:: Stated task ::
Exact repetition of every entry is required.

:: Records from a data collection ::
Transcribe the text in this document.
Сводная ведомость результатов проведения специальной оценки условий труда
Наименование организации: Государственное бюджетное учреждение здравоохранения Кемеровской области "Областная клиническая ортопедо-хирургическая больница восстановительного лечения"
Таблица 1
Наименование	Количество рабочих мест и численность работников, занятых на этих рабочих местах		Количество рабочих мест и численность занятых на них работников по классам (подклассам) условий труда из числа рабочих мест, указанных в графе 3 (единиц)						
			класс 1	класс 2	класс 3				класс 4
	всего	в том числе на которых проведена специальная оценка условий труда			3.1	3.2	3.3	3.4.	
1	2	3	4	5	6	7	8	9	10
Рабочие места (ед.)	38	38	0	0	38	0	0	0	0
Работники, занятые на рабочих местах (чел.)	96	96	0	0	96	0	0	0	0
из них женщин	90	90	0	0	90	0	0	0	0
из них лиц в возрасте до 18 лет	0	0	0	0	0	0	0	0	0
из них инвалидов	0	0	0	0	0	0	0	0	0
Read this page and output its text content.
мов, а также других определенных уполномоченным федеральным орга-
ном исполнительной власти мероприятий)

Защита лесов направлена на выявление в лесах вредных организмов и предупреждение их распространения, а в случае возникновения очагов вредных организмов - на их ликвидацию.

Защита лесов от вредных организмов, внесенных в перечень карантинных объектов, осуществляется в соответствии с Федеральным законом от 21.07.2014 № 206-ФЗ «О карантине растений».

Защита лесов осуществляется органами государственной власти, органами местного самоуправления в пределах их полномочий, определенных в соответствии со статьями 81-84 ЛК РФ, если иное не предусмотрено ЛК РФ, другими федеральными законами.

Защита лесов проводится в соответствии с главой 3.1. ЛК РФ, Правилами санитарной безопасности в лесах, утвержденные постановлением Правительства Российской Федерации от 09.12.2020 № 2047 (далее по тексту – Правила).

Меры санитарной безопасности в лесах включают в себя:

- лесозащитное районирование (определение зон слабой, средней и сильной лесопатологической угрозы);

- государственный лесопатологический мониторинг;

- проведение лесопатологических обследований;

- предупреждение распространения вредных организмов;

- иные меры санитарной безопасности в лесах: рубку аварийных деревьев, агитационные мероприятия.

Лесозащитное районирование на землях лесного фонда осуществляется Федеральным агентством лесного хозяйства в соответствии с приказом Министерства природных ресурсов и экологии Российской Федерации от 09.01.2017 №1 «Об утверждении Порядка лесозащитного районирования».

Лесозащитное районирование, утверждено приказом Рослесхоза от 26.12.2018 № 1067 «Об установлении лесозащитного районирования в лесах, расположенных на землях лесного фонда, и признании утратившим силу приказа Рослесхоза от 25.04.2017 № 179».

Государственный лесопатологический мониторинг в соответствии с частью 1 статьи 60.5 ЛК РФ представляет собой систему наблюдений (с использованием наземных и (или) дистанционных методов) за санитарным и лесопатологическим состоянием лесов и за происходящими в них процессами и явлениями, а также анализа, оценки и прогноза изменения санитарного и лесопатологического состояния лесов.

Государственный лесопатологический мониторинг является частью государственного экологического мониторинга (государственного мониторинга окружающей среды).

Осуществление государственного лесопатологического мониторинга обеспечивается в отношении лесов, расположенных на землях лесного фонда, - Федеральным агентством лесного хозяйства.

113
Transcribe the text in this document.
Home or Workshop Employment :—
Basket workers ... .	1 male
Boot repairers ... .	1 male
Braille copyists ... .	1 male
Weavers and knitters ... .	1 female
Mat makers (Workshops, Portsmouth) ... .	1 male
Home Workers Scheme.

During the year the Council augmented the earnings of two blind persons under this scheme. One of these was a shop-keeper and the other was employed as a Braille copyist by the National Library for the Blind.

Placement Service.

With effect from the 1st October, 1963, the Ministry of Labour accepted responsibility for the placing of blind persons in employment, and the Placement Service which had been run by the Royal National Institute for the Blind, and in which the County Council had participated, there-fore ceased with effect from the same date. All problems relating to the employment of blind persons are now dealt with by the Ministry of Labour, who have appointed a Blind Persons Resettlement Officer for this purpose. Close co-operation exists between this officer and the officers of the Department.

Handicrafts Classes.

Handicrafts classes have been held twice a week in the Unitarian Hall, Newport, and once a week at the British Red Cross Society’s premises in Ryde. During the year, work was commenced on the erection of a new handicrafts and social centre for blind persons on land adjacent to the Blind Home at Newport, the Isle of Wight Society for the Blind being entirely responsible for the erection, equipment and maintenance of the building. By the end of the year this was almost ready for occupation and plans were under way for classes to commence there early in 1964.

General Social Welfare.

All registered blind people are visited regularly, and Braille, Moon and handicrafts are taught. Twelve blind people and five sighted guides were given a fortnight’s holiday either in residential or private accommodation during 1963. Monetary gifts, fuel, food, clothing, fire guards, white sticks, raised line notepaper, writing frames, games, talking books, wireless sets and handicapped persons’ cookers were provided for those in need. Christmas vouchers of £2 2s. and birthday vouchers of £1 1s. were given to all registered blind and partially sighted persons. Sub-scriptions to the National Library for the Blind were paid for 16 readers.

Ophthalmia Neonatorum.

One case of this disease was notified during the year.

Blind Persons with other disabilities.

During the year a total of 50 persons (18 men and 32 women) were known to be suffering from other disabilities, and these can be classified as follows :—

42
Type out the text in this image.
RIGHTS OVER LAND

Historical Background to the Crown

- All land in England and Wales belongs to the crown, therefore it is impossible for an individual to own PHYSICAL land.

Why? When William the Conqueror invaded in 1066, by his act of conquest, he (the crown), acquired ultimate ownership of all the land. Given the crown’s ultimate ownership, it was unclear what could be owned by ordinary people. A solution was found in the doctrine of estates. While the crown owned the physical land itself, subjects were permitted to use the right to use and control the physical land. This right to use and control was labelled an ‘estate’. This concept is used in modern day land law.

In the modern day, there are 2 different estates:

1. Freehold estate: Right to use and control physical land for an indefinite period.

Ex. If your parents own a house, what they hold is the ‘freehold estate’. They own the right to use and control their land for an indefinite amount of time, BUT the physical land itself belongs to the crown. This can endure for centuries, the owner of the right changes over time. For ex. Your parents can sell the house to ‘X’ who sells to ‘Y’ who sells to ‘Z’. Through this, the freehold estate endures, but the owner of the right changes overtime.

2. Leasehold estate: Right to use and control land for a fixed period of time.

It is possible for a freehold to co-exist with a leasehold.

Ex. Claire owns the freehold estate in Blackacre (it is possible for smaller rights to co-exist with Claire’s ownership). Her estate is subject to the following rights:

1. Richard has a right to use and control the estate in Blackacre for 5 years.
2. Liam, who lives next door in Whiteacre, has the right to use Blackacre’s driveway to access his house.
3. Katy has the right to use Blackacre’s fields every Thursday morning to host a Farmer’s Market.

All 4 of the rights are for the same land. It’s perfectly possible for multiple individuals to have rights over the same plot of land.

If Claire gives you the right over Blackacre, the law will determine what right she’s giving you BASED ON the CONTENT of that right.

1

:: Solution ::
Transcribe the text in this document.
Сводная ведомость результатов проведения специальной оценки условий труда
Наименование организации: Государственное бюджетное учреждение здравоохранения Кемеровской области "Областная клиническая ортопедо-хирургическая больница восстановительного лечения"
Таблица 1
Наименование	Количество рабочих мест и численность работников, занятых на этих рабочих местах		Количество рабочих мест и численность занятых на них работников по классам (подклассам) условий труда из числа рабочих мест, указанных в графе 3 (единиц)						
			класс 1	класс 2	класс 3				класс 4
	всего	в том числе на которых проведена специальная оценка условий труда			3.1	3.2	3.3	3.4.	
1	2	3	4	5	6	7	8	9	10
Рабочие места (ед.)	38	38	0	0	38	0	0	0	0
Работники, занятые на рабочих местах (чел.)	96	96	0	0	96	0	0	0	0
из них женщин	90	90	0	0	90	0	0	0	0
из них лиц в возрасте до 18 лет	0	0	0	0	0	0	0	0	0
из них инвалидов	0	0	0	0	0	0	0	0	0
Read this page and output its text content.
мов, а также других определенных уполномоченным федеральным орга-
ном исполнительной власти мероприятий)

Защита лесов направлена на выявление в лесах вредных организмов и предупреждение их распространения, а в случае возникновения очагов вредных организмов - на их ликвидацию.

Защита лесов от вредных организмов, внесенных в перечень карантинных объектов, осуществляется в соответствии с Федеральным законом от 21.07.2014 № 206-ФЗ «О карантине растений».

Защита лесов осуществляется органами государственной власти, органами местного самоуправления в пределах их полномочий, определенных в соответствии со статьями 81-84 ЛК РФ, если иное не предусмотрено ЛК РФ, другими федеральными законами.

Защита лесов проводится в соответствии с главой 3.1. ЛК РФ, Правилами санитарной безопасности в лесах, утвержденные постановлением Правительства Российской Федерации от 09.12.2020 № 2047 (далее по тексту – Правила).

Меры санитарной безопасности в лесах включают в себя:

- лесозащитное районирование (определение зон слабой, средней и сильной лесопатологической угрозы);

- государственный лесопатологический мониторинг;

- проведение лесопатологических обследований;

- предупреждение распространения вредных организмов;

- иные меры санитарной безопасности в лесах: рубку аварийных деревьев, агитационные мероприятия.

Лесозащитное районирование на землях лесного фонда осуществляется Федеральным агентством лесного хозяйства в соответствии с приказом Министерства природных ресурсов и экологии Российской Федерации от 09.01.2017 №1 «Об утверждении Порядка лесозащитного районирования».

Лесозащитное районирование, утверждено приказом Рослесхоза от 26.12.2018 № 1067 «Об установлении лесозащитного районирования в лесах, расположенных на землях лесного фонда, и признании утратившим силу приказа Рослесхоза от 25.04.2017 № 179».

Государственный лесопатологический мониторинг в соответствии с частью 1 статьи 60.5 ЛК РФ представляет собой систему наблюдений (с использованием наземных и (или) дистанционных методов) за санитарным и лесопатологическим состоянием лесов и за происходящими в них процессами и явлениями, а также анализа, оценки и прогноза изменения санитарного и лесопатологического состояния лесов.

Государственный лесопатологический мониторинг является частью государственного экологического мониторинга (государственного мониторинга окружающей среды).

Осуществление государственного лесопатологического мониторинга обеспечивается в отношении лесов, расположенных на землях лесного фонда, - Федеральным агентством лесного хозяйства.

113
Transcribe the text in this document.
Home or Workshop Employment :—
Basket workers ... .	1 male
Boot repairers ... .	1 male
Braille copyists ... .	1 male
Weavers and knitters ... .	1 female
Mat makers (Workshops, Portsmouth) ... .	1 male
Home Workers Scheme.

During the year the Council augmented the earnings of two blind persons under this scheme. One of these was a shop-keeper and the other was employed as a Braille copyist by the National Library for the Blind.

Placement Service.

With effect from the 1st October, 1963, the Ministry of Labour accepted responsibility for the placing of blind persons in employment, and the Placement Service which had been run by the Royal National Institute for the Blind, and in which the County Council had participated, there-fore ceased with effect from the same date. All problems relating to the employment of blind persons are now dealt with by the Ministry of Labour, who have appointed a Blind Persons Resettlement Officer for this purpose. Close co-operation exists between this officer and the officers of the Department.

Handicrafts Classes.

Handicrafts classes have been held twice a week in the Unitarian Hall, Newport, and once a week at the British Red Cross Society’s premises in Ryde. During the year, work was commenced on the erection of a new handicrafts and social centre for blind persons on land adjacent to the Blind Home at Newport, the Isle of Wight Society for the Blind being entirely responsible for the erection, equipment and maintenance of the building. By the end of the year this was almost ready for occupation and plans were under way for classes to commence there early in 1964.

General Social Welfare.

All registered blind people are visited regularly, and Braille, Moon and handicrafts are taught. Twelve blind people and five sighted guides were given a fortnight’s holiday either in residential or private accommodation during 1963. Monetary gifts, fuel, food, clothing, fire guards, white sticks, raised line notepaper, writing frames, games, talking books, wireless sets and handicapped persons’ cookers were provided for those in need. Christmas vouchers of £2 2s. and birthday vouchers of £1 1s. were given to all registered blind and partially sighted persons. Sub-scriptions to the National Library for the Blind were paid for 16 readers.

Ophthalmia Neonatorum.

One case of this disease was notified during the year.

Blind Persons with other disabilities.

During the year a total of 50 persons (18 men and 32 women) were known to be suffering from other disabilities, and these can be classified as follows :—

42
Type out the text in this image.
RIGHTS OVER LAND

Historical Background to the Crown

- All land in England and Wales belongs to the crown, therefore it is impossible for an individual to own PHYSICAL land.

Why? When William the Conqueror invaded in 1066, by his act of conquest, he (the crown), acquired ultimate ownership of all the land. Given the crown’s ultimate ownership, it was unclear what could be owned by ordinary people. A solution was found in the doctrine of estates. While the crown owned the physical land itself, subjects were permitted to use the right to use and control the physical land. This right to use and control was labelled an ‘estate’. This concept is used in modern day land law.

In the modern day, there are 2 different estates:

1. Freehold estate: Right to use and control physical land for an indefinite period.

Ex. If your parents own a house, what they hold is the ‘freehold estate’. They own the right to use and control their land for an indefinite amount of time, BUT the physical land itself belongs to the crown. This can endure for centuries, the owner of the right changes over time. For ex. Your parents can sell the house to ‘X’ who sells to ‘Y’ who sells to ‘Z’. Through this, the freehold estate endures, but the owner of the right changes overtime.

2. Leasehold estate: Right to use and control land for a fixed period of time.

It is possible for a freehold to co-exist with a leasehold.

Ex. Claire owns the freehold estate in Blackacre (it is possible for smaller rights to co-exist with Claire’s ownership). Her estate is subject to the following rights:

1. Richard has a right to use and control the estate in Blackacre for 5 years.
2. Liam, who lives next door in Whiteacre, has the right to use Blackacre’s driveway to access his house.
3. Katy has the right to use Blackacre’s fields every Thursday morning to host a Farmer’s Market.

All 4 of the rights are for the same land. It’s perfectly possible for multiple individuals to have rights over the same plot of land.

If Claire gives you the right over Blackacre, the law will determine what right she’s giving you BASED ON the CONTENT of that right.

1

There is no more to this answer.